(Dataset items)
((

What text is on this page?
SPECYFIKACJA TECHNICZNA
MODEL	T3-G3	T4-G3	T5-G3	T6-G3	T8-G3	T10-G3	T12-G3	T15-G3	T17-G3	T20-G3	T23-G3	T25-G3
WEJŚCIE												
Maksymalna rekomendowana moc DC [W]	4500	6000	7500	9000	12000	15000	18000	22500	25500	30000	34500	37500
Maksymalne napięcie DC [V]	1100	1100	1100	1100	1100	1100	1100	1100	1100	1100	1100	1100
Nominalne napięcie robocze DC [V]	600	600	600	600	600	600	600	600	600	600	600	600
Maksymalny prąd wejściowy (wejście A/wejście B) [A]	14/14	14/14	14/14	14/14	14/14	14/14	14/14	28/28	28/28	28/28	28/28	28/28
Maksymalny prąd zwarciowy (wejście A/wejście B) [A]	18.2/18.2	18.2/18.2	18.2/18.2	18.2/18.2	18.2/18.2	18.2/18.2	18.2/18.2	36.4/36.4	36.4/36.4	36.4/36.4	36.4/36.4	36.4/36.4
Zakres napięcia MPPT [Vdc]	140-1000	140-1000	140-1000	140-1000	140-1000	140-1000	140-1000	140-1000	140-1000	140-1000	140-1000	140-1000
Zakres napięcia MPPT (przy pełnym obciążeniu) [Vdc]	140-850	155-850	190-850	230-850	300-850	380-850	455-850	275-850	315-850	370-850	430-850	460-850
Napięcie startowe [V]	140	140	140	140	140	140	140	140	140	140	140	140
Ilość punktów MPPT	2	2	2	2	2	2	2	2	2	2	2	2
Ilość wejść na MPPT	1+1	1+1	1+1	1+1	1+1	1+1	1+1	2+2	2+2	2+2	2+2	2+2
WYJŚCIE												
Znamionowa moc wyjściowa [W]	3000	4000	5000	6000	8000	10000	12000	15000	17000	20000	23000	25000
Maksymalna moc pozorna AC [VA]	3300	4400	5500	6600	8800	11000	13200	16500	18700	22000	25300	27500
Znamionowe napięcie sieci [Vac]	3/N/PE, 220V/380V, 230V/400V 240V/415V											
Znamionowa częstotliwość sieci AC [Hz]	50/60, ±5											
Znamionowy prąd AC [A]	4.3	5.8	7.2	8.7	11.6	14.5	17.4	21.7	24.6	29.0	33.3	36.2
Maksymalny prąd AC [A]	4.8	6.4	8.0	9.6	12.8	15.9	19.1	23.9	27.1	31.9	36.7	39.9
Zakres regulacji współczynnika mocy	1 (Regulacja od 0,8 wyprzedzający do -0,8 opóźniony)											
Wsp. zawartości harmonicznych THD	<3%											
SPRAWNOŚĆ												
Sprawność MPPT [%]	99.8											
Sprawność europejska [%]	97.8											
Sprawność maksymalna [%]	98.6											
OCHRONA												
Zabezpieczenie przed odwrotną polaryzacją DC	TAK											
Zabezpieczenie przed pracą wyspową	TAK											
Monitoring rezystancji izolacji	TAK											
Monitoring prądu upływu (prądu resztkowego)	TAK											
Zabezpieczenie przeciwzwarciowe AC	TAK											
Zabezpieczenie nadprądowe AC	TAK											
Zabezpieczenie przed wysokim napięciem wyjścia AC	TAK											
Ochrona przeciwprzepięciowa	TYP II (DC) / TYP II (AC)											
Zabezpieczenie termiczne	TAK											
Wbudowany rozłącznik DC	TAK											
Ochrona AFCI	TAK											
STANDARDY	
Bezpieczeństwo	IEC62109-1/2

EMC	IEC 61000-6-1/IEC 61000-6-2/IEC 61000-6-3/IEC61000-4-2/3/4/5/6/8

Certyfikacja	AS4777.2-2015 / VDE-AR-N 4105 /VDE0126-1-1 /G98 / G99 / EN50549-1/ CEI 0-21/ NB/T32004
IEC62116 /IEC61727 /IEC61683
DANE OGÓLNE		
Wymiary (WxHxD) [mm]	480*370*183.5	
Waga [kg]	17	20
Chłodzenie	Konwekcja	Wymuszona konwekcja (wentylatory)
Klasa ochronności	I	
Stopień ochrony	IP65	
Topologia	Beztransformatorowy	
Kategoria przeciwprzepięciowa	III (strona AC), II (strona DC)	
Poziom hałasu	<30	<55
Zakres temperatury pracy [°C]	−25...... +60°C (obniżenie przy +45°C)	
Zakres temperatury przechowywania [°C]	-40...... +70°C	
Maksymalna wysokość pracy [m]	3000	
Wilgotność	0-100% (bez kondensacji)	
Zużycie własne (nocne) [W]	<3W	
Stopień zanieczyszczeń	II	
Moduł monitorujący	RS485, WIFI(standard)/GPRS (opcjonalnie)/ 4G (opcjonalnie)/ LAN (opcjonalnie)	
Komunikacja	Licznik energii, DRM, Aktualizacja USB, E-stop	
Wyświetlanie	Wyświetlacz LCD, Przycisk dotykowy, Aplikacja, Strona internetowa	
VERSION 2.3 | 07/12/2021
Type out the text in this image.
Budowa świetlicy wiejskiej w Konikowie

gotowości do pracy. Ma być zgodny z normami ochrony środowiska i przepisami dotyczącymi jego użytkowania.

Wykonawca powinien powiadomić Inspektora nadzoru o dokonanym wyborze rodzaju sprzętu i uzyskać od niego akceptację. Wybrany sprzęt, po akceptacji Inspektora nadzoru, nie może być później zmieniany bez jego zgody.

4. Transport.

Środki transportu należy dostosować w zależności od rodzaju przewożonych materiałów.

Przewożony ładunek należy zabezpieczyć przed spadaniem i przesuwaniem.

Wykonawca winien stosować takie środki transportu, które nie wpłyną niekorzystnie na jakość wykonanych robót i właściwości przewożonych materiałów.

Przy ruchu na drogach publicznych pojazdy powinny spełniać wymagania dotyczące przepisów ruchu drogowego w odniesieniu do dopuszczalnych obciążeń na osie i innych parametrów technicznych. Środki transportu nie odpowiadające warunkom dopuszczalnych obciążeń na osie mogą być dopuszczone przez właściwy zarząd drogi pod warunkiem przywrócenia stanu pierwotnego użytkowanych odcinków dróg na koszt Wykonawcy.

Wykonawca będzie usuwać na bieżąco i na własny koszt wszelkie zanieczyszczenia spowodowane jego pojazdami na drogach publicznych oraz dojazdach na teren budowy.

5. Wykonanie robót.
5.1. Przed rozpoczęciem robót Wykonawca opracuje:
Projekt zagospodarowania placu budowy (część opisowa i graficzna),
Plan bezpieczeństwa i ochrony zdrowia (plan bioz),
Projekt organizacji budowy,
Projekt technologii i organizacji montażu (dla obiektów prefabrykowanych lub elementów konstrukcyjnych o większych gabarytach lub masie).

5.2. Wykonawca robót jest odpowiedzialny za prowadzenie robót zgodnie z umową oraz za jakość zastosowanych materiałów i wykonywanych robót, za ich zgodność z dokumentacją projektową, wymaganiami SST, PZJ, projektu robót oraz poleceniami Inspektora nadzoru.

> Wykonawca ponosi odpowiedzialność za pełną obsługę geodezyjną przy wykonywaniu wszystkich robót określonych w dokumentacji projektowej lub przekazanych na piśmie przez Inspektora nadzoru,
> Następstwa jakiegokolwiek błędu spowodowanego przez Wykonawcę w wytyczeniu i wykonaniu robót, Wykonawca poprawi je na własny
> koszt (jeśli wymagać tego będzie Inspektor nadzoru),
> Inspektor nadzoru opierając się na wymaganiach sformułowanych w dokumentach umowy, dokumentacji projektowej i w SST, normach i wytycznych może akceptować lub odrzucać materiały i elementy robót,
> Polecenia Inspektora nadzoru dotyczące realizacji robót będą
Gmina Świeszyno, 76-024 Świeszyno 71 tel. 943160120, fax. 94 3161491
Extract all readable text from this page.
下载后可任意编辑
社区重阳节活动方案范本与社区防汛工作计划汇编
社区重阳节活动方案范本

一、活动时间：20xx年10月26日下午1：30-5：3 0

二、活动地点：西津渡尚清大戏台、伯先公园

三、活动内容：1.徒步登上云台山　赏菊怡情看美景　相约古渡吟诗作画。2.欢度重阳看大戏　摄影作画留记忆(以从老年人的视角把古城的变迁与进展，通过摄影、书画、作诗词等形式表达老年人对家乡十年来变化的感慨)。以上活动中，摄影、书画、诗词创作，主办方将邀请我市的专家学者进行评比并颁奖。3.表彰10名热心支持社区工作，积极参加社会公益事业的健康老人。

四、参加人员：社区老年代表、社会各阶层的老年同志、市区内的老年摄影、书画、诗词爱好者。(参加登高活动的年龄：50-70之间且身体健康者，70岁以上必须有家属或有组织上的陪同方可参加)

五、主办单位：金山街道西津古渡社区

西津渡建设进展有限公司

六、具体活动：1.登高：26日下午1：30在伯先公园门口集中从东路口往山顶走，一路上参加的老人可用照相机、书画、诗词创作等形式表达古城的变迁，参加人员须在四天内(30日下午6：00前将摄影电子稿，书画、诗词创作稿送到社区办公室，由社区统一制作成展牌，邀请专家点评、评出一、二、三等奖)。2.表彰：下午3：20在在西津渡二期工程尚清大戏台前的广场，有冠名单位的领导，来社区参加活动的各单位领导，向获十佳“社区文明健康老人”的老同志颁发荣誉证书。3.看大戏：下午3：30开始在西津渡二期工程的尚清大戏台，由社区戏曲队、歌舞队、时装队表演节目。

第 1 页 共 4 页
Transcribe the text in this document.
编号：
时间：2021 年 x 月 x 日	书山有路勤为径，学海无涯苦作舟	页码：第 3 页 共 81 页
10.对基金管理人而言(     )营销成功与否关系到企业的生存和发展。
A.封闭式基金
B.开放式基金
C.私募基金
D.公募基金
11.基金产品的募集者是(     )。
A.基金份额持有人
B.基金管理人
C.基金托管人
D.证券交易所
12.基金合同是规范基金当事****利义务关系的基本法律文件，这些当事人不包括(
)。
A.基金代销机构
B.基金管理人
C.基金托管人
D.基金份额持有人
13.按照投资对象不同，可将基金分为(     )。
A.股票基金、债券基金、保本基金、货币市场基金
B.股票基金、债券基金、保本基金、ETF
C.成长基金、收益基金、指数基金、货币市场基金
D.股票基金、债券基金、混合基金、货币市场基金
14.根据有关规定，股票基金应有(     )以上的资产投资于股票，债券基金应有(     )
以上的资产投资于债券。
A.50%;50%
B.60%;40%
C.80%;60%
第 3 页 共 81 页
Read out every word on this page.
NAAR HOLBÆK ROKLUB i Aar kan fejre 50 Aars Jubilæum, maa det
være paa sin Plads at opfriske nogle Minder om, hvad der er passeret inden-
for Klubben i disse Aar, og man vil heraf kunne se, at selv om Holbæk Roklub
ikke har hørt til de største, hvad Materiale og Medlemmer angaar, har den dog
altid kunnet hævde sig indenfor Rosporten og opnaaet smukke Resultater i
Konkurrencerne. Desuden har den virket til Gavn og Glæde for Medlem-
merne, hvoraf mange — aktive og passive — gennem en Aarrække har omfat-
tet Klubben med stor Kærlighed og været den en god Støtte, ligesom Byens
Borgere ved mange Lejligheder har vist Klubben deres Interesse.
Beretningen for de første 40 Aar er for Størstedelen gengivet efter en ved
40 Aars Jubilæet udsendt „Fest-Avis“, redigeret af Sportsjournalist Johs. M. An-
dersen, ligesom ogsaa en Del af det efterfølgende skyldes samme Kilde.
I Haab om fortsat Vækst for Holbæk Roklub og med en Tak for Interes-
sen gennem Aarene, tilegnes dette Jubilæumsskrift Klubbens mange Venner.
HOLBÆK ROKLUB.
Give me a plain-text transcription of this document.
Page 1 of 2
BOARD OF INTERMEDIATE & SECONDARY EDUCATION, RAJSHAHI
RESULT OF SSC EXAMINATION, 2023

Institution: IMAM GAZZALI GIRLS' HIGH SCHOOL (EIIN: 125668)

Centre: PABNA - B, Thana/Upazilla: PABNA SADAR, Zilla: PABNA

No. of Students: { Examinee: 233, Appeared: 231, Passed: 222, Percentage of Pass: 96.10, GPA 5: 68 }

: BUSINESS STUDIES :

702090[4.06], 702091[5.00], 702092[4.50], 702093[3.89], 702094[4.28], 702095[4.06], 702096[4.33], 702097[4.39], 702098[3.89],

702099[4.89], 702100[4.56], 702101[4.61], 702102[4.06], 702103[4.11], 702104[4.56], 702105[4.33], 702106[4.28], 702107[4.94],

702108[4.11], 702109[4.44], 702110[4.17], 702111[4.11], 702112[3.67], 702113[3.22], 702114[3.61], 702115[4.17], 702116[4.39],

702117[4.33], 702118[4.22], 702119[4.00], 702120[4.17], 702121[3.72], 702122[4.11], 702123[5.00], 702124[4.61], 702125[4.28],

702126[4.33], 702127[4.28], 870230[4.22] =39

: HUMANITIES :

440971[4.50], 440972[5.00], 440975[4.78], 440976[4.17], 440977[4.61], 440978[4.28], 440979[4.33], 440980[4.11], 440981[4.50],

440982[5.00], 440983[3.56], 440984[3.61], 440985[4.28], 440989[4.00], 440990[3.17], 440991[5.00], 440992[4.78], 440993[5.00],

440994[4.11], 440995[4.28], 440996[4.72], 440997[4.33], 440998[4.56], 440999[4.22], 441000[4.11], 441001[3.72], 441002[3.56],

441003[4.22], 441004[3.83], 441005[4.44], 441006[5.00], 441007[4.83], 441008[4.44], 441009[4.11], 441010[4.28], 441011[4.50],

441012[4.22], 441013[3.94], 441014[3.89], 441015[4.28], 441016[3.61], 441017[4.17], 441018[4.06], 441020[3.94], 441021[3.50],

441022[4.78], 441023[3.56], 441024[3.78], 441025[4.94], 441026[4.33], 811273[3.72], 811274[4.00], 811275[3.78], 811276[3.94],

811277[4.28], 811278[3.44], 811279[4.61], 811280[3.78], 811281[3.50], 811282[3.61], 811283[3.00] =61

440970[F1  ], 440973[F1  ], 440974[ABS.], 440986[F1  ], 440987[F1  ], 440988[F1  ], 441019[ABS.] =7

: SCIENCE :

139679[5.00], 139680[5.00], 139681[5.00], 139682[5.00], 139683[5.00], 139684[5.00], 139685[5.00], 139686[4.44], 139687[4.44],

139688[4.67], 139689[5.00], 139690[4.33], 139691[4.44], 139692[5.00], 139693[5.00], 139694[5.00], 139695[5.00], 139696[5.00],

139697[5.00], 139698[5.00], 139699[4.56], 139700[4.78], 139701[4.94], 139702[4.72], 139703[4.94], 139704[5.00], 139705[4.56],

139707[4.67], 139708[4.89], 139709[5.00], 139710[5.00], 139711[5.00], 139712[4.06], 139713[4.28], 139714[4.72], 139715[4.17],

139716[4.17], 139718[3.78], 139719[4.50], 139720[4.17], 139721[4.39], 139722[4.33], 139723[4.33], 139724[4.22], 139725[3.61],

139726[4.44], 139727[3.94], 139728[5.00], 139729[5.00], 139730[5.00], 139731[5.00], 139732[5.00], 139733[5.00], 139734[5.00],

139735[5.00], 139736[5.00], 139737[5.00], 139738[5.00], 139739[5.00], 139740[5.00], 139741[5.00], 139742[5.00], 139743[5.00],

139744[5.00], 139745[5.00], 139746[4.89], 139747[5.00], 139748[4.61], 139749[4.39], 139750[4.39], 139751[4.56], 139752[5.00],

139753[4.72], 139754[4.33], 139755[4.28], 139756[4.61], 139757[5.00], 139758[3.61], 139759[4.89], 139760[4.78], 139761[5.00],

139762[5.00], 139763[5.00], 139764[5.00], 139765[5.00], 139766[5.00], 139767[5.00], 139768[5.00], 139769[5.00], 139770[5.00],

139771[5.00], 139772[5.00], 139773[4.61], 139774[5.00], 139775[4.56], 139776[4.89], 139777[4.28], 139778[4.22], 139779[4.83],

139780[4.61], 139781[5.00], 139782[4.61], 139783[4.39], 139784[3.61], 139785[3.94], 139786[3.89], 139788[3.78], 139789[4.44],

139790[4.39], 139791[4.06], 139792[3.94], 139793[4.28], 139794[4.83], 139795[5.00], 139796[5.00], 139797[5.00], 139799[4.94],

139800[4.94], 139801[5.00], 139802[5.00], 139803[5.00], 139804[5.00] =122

))

## Your instructions
Pick out the lines that contain "będzie" and copy them.

## Solution to the exercise
Wykonawca będzie usuwać na bieżąco i na własny koszt wszelkie zanieczyszczenia spowodowane jego pojazdami na drogach publicznych oraz dojazdach na teren budowy.
> koszt (jeśli wymagać tego będzie Inspektor nadzoru),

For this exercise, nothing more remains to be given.